**Aim:** Filter these entries, keeping only lines that hold the word "Analysis".

**Raw data:**
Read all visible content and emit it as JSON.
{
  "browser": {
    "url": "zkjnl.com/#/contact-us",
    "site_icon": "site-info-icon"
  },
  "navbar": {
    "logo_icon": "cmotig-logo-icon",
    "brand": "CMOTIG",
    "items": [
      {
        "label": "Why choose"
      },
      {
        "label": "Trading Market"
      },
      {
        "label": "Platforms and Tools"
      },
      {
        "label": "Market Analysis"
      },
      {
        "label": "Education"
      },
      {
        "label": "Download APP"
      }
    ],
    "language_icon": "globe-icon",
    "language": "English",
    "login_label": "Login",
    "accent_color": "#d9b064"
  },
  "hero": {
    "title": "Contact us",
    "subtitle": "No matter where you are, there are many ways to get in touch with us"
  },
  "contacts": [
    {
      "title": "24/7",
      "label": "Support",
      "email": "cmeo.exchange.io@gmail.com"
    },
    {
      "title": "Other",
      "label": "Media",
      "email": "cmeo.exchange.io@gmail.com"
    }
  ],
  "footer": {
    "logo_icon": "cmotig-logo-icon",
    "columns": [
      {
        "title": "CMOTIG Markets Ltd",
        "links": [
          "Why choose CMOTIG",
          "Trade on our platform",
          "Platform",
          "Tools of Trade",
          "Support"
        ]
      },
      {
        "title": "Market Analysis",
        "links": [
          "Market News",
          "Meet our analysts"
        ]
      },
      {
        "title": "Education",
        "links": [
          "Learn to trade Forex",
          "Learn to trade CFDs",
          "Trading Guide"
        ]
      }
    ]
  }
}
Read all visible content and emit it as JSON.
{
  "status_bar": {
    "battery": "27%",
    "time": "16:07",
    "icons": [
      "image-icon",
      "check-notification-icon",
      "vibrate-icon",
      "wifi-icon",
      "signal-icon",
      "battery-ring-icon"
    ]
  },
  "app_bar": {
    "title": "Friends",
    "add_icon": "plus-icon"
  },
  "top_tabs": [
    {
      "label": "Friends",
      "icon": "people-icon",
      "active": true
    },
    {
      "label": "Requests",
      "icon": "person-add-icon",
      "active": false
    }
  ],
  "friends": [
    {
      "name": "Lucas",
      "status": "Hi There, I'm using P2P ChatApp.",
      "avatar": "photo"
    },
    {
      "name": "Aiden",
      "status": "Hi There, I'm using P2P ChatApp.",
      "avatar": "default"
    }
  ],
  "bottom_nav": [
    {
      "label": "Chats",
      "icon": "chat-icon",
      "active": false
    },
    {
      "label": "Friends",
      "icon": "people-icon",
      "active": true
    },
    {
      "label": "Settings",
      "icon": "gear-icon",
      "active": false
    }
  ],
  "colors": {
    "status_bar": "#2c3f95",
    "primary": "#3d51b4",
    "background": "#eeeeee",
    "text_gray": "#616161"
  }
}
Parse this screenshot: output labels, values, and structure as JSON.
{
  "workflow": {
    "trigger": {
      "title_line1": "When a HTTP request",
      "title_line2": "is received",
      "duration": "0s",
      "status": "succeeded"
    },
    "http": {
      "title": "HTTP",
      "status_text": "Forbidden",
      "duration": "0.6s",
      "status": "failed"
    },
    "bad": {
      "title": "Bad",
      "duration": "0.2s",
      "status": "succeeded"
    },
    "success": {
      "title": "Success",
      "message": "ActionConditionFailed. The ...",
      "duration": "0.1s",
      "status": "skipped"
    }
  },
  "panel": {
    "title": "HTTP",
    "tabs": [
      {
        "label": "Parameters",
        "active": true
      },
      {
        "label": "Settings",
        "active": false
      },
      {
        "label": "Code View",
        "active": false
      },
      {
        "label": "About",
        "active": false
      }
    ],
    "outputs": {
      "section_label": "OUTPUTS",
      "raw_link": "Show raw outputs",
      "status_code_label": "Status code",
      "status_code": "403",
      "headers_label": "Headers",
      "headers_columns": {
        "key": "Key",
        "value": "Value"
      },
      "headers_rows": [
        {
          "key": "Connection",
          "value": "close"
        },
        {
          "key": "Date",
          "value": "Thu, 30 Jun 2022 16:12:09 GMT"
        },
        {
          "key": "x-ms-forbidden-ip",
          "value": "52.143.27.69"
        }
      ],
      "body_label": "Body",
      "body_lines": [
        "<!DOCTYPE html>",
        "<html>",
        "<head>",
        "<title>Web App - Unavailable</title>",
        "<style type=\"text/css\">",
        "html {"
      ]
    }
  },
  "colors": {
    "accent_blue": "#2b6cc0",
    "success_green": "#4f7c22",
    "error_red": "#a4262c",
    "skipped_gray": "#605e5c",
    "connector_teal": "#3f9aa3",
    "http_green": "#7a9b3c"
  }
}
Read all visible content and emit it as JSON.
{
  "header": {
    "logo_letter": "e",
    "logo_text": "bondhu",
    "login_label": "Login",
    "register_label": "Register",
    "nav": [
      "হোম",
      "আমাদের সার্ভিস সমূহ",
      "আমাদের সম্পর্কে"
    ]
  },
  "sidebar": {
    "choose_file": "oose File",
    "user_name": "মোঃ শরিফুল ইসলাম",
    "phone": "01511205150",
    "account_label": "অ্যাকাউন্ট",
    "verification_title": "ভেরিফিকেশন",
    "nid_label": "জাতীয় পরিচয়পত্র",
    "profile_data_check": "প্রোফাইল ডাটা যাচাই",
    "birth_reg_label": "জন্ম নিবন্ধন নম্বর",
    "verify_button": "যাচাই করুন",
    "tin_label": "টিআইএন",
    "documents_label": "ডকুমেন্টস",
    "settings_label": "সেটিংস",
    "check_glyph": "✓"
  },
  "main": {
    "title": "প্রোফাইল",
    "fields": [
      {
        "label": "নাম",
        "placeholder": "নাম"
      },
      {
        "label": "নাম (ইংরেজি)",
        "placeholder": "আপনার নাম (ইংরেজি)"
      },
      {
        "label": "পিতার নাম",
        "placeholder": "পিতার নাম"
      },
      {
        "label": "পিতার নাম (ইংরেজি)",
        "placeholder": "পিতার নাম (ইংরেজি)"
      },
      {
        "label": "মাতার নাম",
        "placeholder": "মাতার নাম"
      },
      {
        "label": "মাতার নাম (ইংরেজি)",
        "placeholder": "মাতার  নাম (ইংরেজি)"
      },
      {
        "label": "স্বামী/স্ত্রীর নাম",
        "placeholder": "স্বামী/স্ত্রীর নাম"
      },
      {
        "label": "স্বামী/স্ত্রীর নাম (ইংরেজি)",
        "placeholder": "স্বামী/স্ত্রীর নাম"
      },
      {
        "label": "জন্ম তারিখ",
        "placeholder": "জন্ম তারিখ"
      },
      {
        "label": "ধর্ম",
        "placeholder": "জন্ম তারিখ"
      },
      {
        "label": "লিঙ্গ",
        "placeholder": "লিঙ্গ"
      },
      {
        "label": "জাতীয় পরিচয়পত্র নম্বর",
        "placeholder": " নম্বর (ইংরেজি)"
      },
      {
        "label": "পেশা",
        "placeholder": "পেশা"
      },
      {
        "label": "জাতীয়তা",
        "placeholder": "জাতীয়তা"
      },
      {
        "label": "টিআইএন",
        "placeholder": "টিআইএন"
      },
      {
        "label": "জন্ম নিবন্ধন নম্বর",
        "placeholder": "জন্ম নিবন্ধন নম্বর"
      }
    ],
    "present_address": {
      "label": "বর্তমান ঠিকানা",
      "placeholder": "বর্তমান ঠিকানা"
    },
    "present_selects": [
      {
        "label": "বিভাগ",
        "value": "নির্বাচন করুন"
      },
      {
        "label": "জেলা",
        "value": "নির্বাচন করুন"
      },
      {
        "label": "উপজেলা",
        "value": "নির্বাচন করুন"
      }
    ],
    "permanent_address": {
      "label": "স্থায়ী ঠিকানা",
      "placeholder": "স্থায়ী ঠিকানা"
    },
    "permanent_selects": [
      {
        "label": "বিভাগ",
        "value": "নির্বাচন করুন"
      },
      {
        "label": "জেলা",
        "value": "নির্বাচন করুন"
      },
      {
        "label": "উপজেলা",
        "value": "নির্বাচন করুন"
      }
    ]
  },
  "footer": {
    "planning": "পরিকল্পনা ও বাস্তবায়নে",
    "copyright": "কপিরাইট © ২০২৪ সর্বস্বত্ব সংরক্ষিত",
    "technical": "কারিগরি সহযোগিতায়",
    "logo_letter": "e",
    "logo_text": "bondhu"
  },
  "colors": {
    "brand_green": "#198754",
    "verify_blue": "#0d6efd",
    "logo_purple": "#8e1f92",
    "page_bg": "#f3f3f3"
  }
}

**Task solution:**
        "label": "Market Analysis"
        "title": "Market Analysis",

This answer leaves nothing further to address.